[Stored data]
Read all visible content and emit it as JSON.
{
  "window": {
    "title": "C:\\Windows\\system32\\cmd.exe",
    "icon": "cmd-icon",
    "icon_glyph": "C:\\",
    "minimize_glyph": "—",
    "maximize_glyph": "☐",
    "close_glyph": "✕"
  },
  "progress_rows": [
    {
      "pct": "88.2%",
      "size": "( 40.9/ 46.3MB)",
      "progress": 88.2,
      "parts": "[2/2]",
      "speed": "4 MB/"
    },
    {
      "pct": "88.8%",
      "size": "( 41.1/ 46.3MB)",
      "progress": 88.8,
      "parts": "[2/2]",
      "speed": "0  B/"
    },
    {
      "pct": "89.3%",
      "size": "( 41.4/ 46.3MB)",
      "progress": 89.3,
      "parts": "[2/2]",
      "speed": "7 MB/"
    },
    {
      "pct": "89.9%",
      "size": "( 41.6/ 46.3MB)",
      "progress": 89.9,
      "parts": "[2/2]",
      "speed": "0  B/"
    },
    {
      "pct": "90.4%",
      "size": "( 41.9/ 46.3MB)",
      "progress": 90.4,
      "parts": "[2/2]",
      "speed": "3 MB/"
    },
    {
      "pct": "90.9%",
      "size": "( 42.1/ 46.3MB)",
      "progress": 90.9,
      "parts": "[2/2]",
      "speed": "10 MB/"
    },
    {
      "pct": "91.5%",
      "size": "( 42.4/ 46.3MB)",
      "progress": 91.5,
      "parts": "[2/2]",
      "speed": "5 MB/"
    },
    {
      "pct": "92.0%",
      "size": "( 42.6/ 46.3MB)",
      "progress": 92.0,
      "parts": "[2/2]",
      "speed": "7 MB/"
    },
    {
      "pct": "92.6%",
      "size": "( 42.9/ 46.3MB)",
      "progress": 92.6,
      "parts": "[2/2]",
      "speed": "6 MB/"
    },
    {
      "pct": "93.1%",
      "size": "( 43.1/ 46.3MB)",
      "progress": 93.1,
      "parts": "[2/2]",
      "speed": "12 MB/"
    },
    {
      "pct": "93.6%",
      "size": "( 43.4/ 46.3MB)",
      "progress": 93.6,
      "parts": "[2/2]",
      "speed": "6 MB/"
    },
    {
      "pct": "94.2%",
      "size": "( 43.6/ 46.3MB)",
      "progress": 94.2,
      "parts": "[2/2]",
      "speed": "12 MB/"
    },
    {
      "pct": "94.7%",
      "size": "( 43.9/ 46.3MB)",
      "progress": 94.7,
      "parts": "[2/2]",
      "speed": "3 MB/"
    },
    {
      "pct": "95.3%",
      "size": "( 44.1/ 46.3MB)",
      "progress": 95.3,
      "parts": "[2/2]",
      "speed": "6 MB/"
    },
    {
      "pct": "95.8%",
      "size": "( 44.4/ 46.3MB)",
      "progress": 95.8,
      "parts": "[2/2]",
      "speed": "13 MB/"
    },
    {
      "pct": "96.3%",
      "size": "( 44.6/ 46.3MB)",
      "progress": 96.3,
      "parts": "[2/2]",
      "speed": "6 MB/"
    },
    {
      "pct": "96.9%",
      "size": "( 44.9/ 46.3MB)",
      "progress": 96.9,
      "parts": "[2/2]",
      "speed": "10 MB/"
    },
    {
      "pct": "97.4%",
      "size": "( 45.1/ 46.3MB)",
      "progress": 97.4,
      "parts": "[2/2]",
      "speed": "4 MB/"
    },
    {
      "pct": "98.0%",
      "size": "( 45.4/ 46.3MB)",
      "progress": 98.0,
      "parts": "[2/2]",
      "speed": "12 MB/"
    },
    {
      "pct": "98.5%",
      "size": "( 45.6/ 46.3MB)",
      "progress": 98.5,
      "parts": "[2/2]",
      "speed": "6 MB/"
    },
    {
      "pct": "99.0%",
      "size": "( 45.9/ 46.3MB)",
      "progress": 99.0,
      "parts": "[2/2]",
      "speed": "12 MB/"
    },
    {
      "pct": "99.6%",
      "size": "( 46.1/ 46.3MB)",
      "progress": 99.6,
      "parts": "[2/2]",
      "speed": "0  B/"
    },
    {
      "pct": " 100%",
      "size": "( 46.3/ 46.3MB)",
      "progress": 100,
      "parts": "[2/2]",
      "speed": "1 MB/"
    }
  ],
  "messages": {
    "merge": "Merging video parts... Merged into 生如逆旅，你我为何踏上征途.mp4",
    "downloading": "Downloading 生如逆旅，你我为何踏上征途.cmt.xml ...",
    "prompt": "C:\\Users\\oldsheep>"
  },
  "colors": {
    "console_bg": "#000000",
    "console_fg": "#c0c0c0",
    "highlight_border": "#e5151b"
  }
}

• **Brief**
Print all of the entries exactly as they appear.

• **Complete output**
Read all visible content and emit it as JSON.
{
  "window": {
    "title": "C:\\Windows\\system32\\cmd.exe",
    "icon": "cmd-icon",
    "icon_glyph": "C:\\",
    "minimize_glyph": "—",
    "maximize_glyph": "☐",
    "close_glyph": "✕"
  },
  "progress_rows": [
    {
      "pct": "88.2%",
      "size": "( 40.9/ 46.3MB)",
      "progress": 88.2,
      "parts": "[2/2]",
      "speed": "4 MB/"
    },
    {
      "pct": "88.8%",
      "size": "( 41.1/ 46.3MB)",
      "progress": 88.8,
      "parts": "[2/2]",
      "speed": "0  B/"
    },
    {
      "pct": "89.3%",
      "size": "( 41.4/ 46.3MB)",
      "progress": 89.3,
      "parts": "[2/2]",
      "speed": "7 MB/"
    },
    {
      "pct": "89.9%",
      "size": "( 41.6/ 46.3MB)",
      "progress": 89.9,
      "parts": "[2/2]",
      "speed": "0  B/"
    },
    {
      "pct": "90.4%",
      "size": "( 41.9/ 46.3MB)",
      "progress": 90.4,
      "parts": "[2/2]",
      "speed": "3 MB/"
    },
    {
      "pct": "90.9%",
      "size": "( 42.1/ 46.3MB)",
      "progress": 90.9,
      "parts": "[2/2]",
      "speed": "10 MB/"
    },
    {
      "pct": "91.5%",
      "size": "( 42.4/ 46.3MB)",
      "progress": 91.5,
      "parts": "[2/2]",
      "speed": "5 MB/"
    },
    {
      "pct": "92.0%",
      "size": "( 42.6/ 46.3MB)",
      "progress": 92.0,
      "parts": "[2/2]",
      "speed": "7 MB/"
    },
    {
      "pct": "92.6%",
      "size": "( 42.9/ 46.3MB)",
      "progress": 92.6,
      "parts": "[2/2]",
      "speed": "6 MB/"
    },
    {
      "pct": "93.1%",
      "size": "( 43.1/ 46.3MB)",
      "progress": 93.1,
      "parts": "[2/2]",
      "speed": "12 MB/"
    },
    {
      "pct": "93.6%",
      "size": "( 43.4/ 46.3MB)",
      "progress": 93.6,
      "parts": "[2/2]",
      "speed": "6 MB/"
    },
    {
      "pct": "94.2%",
      "size": "( 43.6/ 46.3MB)",
      "progress": 94.2,
      "parts": "[2/2]",
      "speed": "12 MB/"
    },
    {
      "pct": "94.7%",
      "size": "( 43.9/ 46.3MB)",
      "progress": 94.7,
      "parts": "[2/2]",
      "speed": "3 MB/"
    },
    {
      "pct": "95.3%",
      "size": "( 44.1/ 46.3MB)",
      "progress": 95.3,
      "parts": "[2/2]",
      "speed": "6 MB/"
    },
    {
      "pct": "95.8%",
      "size": "( 44.4/ 46.3MB)",
      "progress": 95.8,
      "parts": "[2/2]",
      "speed": "13 MB/"
    },
    {
      "pct": "96.3%",
      "size": "( 44.6/ 46.3MB)",
      "progress": 96.3,
      "parts": "[2/2]",
      "speed": "6 MB/"
    },
    {
      "pct": "96.9%",
      "size": "( 44.9/ 46.3MB)",
      "progress": 96.9,
      "parts": "[2/2]",
      "speed": "10 MB/"
    },
    {
      "pct": "97.4%",
      "size": "( 45.1/ 46.3MB)",
      "progress": 97.4,
      "parts": "[2/2]",
      "speed": "4 MB/"
    },
    {
      "pct": "98.0%",
      "size": "( 45.4/ 46.3MB)",
      "progress": 98.0,
      "parts": "[2/2]",
      "speed": "12 MB/"
    },
    {
      "pct": "98.5%",
      "size": "( 45.6/ 46.3MB)",
      "progress": 98.5,
      "parts": "[2/2]",
      "speed": "6 MB/"
    },
    {
      "pct": "99.0%",
      "size": "( 45.9/ 46.3MB)",
      "progress": 99.0,
      "parts": "[2/2]",
      "speed": "12 MB/"
    },
    {
      "pct": "99.6%",
      "size": "( 46.1/ 46.3MB)",
      "progress": 99.6,
      "parts": "[2/2]",
      "speed": "0  B/"
    },
    {
      "pct": " 100%",
      "size": "( 46.3/ 46.3MB)",
      "progress": 100,
      "parts": "[2/2]",
      "speed": "1 MB/"
    }
  ],
  "messages": {
    "merge": "Merging video parts... Merged into 生如逆旅，你我为何踏上征途.mp4",
    "downloading": "Downloading 生如逆旅，你我为何踏上征途.cmt.xml ...",
    "prompt": "C:\\Users\\oldsheep>"
  },
  "colors": {
    "console_bg": "#000000",
    "console_fg": "#c0c0c0",
    "highlight_border": "#e5151b"
  }
}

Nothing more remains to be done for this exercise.